* _Records from a data collection_
[start]

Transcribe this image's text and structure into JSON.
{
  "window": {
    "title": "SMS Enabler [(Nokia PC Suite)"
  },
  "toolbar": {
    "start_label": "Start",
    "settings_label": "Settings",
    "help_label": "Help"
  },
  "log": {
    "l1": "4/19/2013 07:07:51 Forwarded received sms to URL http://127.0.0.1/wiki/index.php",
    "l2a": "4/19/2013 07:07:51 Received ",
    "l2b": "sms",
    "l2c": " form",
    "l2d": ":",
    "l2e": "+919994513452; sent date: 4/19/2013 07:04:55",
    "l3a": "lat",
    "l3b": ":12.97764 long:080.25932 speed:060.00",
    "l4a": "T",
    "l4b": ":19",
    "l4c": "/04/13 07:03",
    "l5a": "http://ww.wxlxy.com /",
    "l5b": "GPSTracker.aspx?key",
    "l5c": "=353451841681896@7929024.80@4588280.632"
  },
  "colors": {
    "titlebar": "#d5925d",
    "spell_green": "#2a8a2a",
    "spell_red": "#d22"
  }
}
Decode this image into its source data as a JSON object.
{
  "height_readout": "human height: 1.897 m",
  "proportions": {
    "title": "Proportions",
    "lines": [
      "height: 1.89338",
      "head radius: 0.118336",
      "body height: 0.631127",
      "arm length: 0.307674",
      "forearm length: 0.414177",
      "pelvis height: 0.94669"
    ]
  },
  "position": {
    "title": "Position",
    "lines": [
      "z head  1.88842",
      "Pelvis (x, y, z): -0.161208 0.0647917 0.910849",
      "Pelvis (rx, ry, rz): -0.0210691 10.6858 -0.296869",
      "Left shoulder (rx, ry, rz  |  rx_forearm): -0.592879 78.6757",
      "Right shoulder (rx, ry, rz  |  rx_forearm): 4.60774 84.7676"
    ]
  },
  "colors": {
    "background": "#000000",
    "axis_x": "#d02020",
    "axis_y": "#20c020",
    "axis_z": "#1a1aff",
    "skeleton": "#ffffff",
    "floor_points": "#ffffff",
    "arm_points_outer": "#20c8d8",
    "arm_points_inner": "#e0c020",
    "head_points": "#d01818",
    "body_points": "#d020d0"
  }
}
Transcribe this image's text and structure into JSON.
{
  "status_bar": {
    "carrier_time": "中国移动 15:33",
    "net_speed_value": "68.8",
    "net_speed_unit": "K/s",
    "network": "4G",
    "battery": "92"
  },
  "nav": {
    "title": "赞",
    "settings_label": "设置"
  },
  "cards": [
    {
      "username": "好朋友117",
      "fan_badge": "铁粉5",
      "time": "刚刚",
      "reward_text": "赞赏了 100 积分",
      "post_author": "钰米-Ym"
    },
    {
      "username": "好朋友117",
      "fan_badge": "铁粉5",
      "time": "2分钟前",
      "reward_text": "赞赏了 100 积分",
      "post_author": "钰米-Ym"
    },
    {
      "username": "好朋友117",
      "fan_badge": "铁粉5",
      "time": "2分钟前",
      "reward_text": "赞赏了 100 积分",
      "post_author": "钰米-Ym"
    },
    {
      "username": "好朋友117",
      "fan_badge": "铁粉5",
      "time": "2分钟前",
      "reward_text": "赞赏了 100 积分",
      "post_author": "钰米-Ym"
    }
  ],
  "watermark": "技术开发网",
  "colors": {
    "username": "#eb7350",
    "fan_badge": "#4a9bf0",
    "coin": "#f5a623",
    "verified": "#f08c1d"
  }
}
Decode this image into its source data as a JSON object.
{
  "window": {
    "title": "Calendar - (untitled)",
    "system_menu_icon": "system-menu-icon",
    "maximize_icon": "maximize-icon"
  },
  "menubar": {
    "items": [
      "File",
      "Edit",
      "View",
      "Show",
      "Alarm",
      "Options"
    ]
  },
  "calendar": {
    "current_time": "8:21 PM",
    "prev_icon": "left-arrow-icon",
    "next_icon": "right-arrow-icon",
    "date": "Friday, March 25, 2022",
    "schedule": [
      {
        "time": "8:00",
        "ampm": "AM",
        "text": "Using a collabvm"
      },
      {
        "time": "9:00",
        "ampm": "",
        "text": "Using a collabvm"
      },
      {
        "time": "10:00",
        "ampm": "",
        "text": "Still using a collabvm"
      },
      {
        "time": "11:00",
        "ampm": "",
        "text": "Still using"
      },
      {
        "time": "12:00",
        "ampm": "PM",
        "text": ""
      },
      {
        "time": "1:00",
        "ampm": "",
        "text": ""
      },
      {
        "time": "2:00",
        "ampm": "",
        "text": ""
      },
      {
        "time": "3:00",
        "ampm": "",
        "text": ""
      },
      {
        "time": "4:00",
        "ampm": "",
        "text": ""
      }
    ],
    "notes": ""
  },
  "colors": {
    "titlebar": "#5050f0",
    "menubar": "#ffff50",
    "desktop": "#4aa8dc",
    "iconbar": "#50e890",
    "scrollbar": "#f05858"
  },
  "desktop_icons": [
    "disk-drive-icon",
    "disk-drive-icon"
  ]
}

[end]

* _Given request_
Take the listing above and set it down exactly.

* _Written solution_
Transcribe this image's text and structure into JSON.
{
  "window": {
    "title": "SMS Enabler [(Nokia PC Suite)"
  },
  "toolbar": {
    "start_label": "Start",
    "settings_label": "Settings",
    "help_label": "Help"
  },
  "log": {
    "l1": "4/19/2013 07:07:51 Forwarded received sms to URL http://127.0.0.1/wiki/index.php",
    "l2a": "4/19/2013 07:07:51 Received ",
    "l2b": "sms",
    "l2c": " form",
    "l2d": ":",
    "l2e": "+919994513452; sent date: 4/19/2013 07:04:55",
    "l3a": "lat",
    "l3b": ":12.97764 long:080.25932 speed:060.00",
    "l4a": "T",
    "l4b": ":19",
    "l4c": "/04/13 07:03",
    "l5a": "http://ww.wxlxy.com /",
    "l5b": "GPSTracker.aspx?key",
    "l5c": "=353451841681896@7929024.80@4588280.632"
  },
  "colors": {
    "titlebar": "#d5925d",
    "spell_green": "#2a8a2a",
    "spell_red": "#d22"
  }
}
Decode this image into its source data as a JSON object.
{
  "height_readout": "human height: 1.897 m",
  "proportions": {
    "title": "Proportions",
    "lines": [
      "height: 1.89338",
      "head radius: 0.118336",
      "body height: 0.631127",
      "arm length: 0.307674",
      "forearm length: 0.414177",
      "pelvis height: 0.94669"
    ]
  },
  "position": {
    "title": "Position",
    "lines": [
      "z head  1.88842",
      "Pelvis (x, y, z): -0.161208 0.0647917 0.910849",
      "Pelvis (rx, ry, rz): -0.0210691 10.6858 -0.296869",
      "Left shoulder (rx, ry, rz  |  rx_forearm): -0.592879 78.6757",
      "Right shoulder (rx, ry, rz  |  rx_forearm): 4.60774 84.7676"
    ]
  },
  "colors": {
    "background": "#000000",
    "axis_x": "#d02020",
    "axis_y": "#20c020",
    "axis_z": "#1a1aff",
    "skeleton": "#ffffff",
    "floor_points": "#ffffff",
    "arm_points_outer": "#20c8d8",
    "arm_points_inner": "#e0c020",
    "head_points": "#d01818",
    "body_points": "#d020d0"
  }
}
Transcribe this image's text and structure into JSON.
{
  "status_bar": {
    "carrier_time": "中国移动 15:33",
    "net_speed_value": "68.8",
    "net_speed_unit": "K/s",
    "network": "4G",
    "battery": "92"
  },
  "nav": {
    "title": "赞",
    "settings_label": "设置"
  },
  "cards": [
    {
      "username": "好朋友117",
      "fan_badge": "铁粉5",
      "time": "刚刚",
      "reward_text": "赞赏了 100 积分",
      "post_author": "钰米-Ym"
    },
    {
      "username": "好朋友117",
      "fan_badge": "铁粉5",
      "time": "2分钟前",
      "reward_text": "赞赏了 100 积分",
      "post_author": "钰米-Ym"
    },
    {
      "username": "好朋友117",
      "fan_badge": "铁粉5",
      "time": "2分钟前",
      "reward_text": "赞赏了 100 积分",
      "post_author": "钰米-Ym"
    },
    {
      "username": "好朋友117",
      "fan_badge": "铁粉5",
      "time": "2分钟前",
      "reward_text": "赞赏了 100 积分",
      "post_author": "钰米-Ym"
    }
  ],
  "watermark": "技术开发网",
  "colors": {
    "username": "#eb7350",
    "fan_badge": "#4a9bf0",
    "coin": "#f5a623",
    "verified": "#f08c1d"
  }
}
Decode this image into its source data as a JSON object.
{
  "window": {
    "title": "Calendar - (untitled)",
    "system_menu_icon": "system-menu-icon",
    "maximize_icon": "maximize-icon"
  },
  "menubar": {
    "items": [
      "File",
      "Edit",
      "View",
      "Show",
      "Alarm",
      "Options"
    ]
  },
  "calendar": {
    "current_time": "8:21 PM",
    "prev_icon": "left-arrow-icon",
    "next_icon": "right-arrow-icon",
    "date": "Friday, March 25, 2022",
    "schedule": [
      {
        "time": "8:00",
        "ampm": "AM",
        "text": "Using a collabvm"
      },
      {
        "time": "9:00",
        "ampm": "",
        "text": "Using a collabvm"
      },
      {
        "time": "10:00",
        "ampm": "",
        "text": "Still using a collabvm"
      },
      {
        "time": "11:00",
        "ampm": "",
        "text": "Still using"
      },
      {
        "time": "12:00",
        "ampm": "PM",
        "text": ""
      },
      {
        "time": "1:00",
        "ampm": "",
        "text": ""
      },
      {
        "time": "2:00",
        "ampm": "",
        "text": ""
      },
      {
        "time": "3:00",
        "ampm": "",
        "text": ""
      },
      {
        "time": "4:00",
        "ampm": "",
        "text": ""
      }
    ],
    "notes": ""
  },
  "colors": {
    "titlebar": "#5050f0",
    "menubar": "#ffff50",
    "desktop": "#4aa8dc",
    "iconbar": "#50e890",
    "scrollbar": "#f05858"
  },
  "desktop_icons": [
    "disk-drive-icon",
    "disk-drive-icon"
  ]
}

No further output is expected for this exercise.